Bioprinting even small sections of replacement tissue faces a range of challenges relating to recapturing the small-scale structure of natural tissues. The formation of blood vessels is a particularly thorny issue that can be bypassed in some circumstances, such as rebuilding muscle following injury. A sufficient vasculature will be established in newly bioprinted constructs as they integrate with neighboring existing tissue, provided that the constructs are not too large. In muscle, alignment of muscle fibers is another structural challenge. Muscle tissue functions because its myocytes are aligned with one another. Here researchers report on solving this alignment challenge by using an electric field, demonstrating that the resulting bioprinted muscle can restore function in injured rats.
Bioprinting provides an unparalleled tool for engineering living tissue constructs that mimic the structural organization of native skeletal muscles. However, it remains a challenge for existing bioprinting strategies to recapitulate the highly aligned cellular architectures inside skeletal muscles, primarily due to low printing resolution and limited capability for in situ microenvironmental regulation. Here, we propose to employ the electrical force during the electrohydrodynamic (EHD) bioprinting process to induce the in situ orientation of cell-laden fibrin-alginate hydrogel, which provides nanostructural guidance to the encapsulated cells for the formation of highly aligned skeletal muscle constructs.

• _EXTRACTED ENTRIES_

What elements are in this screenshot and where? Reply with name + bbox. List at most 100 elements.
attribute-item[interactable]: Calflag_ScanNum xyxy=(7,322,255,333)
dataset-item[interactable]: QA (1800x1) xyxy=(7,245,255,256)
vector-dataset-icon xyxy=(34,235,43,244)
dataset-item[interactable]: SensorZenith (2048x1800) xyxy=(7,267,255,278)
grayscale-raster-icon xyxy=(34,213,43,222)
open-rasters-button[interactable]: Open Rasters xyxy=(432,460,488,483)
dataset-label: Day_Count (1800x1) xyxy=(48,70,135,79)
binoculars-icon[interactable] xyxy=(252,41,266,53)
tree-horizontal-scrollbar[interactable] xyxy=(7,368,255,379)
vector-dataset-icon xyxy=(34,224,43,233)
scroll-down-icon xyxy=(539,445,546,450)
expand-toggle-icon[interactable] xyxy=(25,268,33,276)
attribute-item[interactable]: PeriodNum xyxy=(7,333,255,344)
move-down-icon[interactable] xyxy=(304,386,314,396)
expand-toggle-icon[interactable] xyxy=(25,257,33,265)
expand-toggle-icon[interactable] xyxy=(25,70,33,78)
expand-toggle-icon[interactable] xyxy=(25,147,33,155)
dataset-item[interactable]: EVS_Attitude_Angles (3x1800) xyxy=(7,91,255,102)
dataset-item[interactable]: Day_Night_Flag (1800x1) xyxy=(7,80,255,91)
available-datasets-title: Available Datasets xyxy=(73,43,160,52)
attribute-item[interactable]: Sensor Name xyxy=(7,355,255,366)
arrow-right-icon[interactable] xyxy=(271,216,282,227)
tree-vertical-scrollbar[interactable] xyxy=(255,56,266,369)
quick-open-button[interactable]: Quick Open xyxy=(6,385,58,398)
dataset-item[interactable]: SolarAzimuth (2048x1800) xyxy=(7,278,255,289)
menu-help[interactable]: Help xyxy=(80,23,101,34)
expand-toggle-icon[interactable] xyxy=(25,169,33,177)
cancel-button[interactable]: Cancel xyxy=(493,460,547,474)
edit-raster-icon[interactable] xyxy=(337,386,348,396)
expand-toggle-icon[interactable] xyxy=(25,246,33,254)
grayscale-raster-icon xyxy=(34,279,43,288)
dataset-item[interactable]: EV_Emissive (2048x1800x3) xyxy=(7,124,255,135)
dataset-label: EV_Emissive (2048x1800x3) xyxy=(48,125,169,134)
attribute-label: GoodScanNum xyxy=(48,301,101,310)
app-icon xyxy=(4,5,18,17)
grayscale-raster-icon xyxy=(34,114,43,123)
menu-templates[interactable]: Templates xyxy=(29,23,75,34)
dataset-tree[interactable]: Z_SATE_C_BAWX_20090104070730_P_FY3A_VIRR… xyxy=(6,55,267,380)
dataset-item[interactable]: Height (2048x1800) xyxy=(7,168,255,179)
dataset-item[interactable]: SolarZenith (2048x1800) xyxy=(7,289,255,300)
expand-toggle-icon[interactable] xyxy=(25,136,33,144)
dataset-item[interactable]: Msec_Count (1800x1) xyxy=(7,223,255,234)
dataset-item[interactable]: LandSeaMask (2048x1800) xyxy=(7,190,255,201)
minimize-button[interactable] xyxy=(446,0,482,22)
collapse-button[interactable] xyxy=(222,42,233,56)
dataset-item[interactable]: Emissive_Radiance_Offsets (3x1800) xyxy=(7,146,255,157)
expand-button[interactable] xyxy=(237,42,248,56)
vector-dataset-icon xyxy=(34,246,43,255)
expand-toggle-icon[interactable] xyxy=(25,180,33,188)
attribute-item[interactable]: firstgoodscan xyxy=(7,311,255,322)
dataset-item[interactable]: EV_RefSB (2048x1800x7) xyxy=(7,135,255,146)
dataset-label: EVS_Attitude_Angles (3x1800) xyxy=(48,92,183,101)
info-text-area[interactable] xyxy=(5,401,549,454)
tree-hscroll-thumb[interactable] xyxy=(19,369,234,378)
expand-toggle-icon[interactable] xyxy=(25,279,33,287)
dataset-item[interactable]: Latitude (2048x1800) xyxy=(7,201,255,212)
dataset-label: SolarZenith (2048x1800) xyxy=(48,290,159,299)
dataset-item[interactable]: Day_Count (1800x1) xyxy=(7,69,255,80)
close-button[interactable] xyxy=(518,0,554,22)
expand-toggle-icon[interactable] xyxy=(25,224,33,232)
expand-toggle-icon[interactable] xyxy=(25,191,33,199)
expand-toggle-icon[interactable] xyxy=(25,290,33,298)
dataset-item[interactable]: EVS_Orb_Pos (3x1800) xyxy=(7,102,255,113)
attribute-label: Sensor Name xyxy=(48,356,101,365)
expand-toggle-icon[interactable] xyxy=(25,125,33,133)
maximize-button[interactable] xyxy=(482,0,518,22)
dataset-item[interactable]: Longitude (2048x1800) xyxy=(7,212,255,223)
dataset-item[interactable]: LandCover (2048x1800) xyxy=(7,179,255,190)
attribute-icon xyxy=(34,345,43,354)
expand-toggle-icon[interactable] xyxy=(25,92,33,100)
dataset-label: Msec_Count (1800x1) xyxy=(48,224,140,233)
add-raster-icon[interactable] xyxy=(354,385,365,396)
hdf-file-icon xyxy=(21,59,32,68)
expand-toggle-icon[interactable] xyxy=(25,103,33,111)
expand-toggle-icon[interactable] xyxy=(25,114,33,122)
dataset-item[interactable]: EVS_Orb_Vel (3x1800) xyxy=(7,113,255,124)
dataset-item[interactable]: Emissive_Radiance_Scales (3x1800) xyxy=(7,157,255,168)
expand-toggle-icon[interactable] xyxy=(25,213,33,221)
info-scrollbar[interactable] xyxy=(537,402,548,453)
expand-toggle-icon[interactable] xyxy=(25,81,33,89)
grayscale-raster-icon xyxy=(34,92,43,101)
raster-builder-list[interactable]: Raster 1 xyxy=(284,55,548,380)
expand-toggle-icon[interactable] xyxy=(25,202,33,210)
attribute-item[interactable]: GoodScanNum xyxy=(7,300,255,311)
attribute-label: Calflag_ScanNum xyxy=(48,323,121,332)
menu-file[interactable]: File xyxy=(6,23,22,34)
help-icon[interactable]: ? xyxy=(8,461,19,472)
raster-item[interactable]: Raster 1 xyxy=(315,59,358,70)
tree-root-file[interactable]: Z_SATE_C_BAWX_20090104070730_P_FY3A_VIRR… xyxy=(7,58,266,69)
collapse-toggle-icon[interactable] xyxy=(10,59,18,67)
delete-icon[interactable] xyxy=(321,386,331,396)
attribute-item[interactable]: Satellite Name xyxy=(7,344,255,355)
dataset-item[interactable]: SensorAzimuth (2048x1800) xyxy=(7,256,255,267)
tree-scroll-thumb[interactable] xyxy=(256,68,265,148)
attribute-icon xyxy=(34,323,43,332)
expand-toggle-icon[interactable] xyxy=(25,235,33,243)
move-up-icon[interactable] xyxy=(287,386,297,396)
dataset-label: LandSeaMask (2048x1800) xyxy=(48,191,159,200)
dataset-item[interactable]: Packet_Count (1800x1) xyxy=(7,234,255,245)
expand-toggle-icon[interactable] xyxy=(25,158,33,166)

• _TASK OBJECTIVE_
Answer these questions from the bioprinting text.
(a) What particularly difficult issue can be bypassed when rebuilding muscle after injury?
(b) What two causes are given for existing strategies struggling to reproduce aligned cellular architectures?
(c) What kind of hydrogel holds the cells during the electrohydrodynamic bioprinting process?

• _RESPONSE TO THIS EXERCISE_
(a) The formation of blood vessels.
(b) Low printing resolution and limited capability for in situ microenvironmental regulation.
(c) A cell-laden fibrin-alginate hydrogel.